PROBLEM TO WORK ON:
Transcribe all the records exactly and omit any images they hold.

[Records from a data source]

══════

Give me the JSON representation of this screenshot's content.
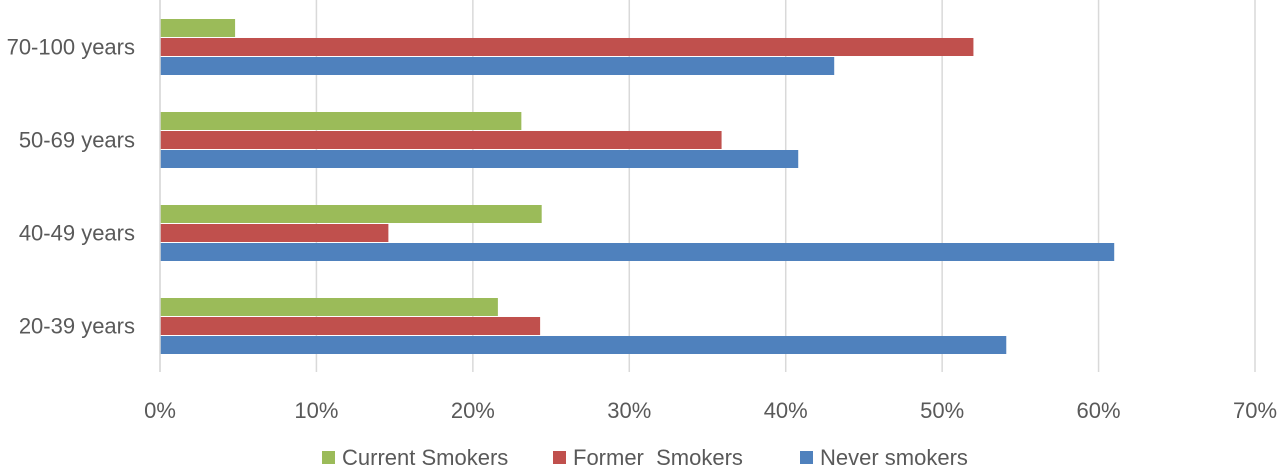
{
  "chart_data": {
    "type": "bar",
    "orientation": "horizontal",
    "categories": [
      "20-39 years",
      "40-49 years",
      "50-69 years",
      "70-100 years"
    ],
    "series": [
      {
        "name": "Current Smokers",
        "color": "#9BBB59",
        "values": [
          21.6,
          24.4,
          23.1,
          4.8
        ]
      },
      {
        "name": "Former  Smokers",
        "color": "#C0504D",
        "values": [
          24.3,
          14.6,
          35.9,
          52.0
        ]
      },
      {
        "name": "Never smokers",
        "color": "#4F81BD",
        "values": [
          54.1,
          61.0,
          40.8,
          43.1
        ]
      }
    ],
    "xlim": [
      0,
      70
    ],
    "xticks": [
      0,
      10,
      20,
      30,
      40,
      50,
      60,
      70
    ],
    "xtick_labels": [
      "0%",
      "10%",
      "20%",
      "30%",
      "40%",
      "50%",
      "60%",
      "70%"
    ],
    "grid": true,
    "legend_position": "bottom",
    "title": "",
    "xlabel": "",
    "ylabel": ""
  }
}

══════

IN RESPONSE:
Give me the JSON representation of this screenshot's content.
{
  "chart_data": {
    "type": "bar",
    "orientation": "horizontal",
    "categories": [
      "20-39 years",
      "40-49 years",
      "50-69 years",
      "70-100 years"
    ],
    "series": [
      {
        "name": "Current Smokers",
        "color": "#9BBB59",
        "values": [
          21.6,
          24.4,
          23.1,
          4.8
        ]
      },
      {
        "name": "Former  Smokers",
        "color": "#C0504D",
        "values": [
          24.3,
          14.6,
          35.9,
          52.0
        ]
      },
      {
        "name": "Never smokers",
        "color": "#4F81BD",
        "values": [
          54.1,
          61.0,
          40.8,
          43.1
        ]
      }
    ],
    "xlim": [
      0,
      70
    ],
    "xticks": [
      0,
      10,
      20,
      30,
      40,
      50,
      60,
      70
    ],
    "xtick_labels": [
      "0%",
      "10%",
      "20%",
      "30%",
      "40%",
      "50%",
      "60%",
      "70%"
    ],
    "grid": true,
    "legend_position": "bottom",
    "title": "",
    "xlabel": "",
    "ylabel": ""
  }
}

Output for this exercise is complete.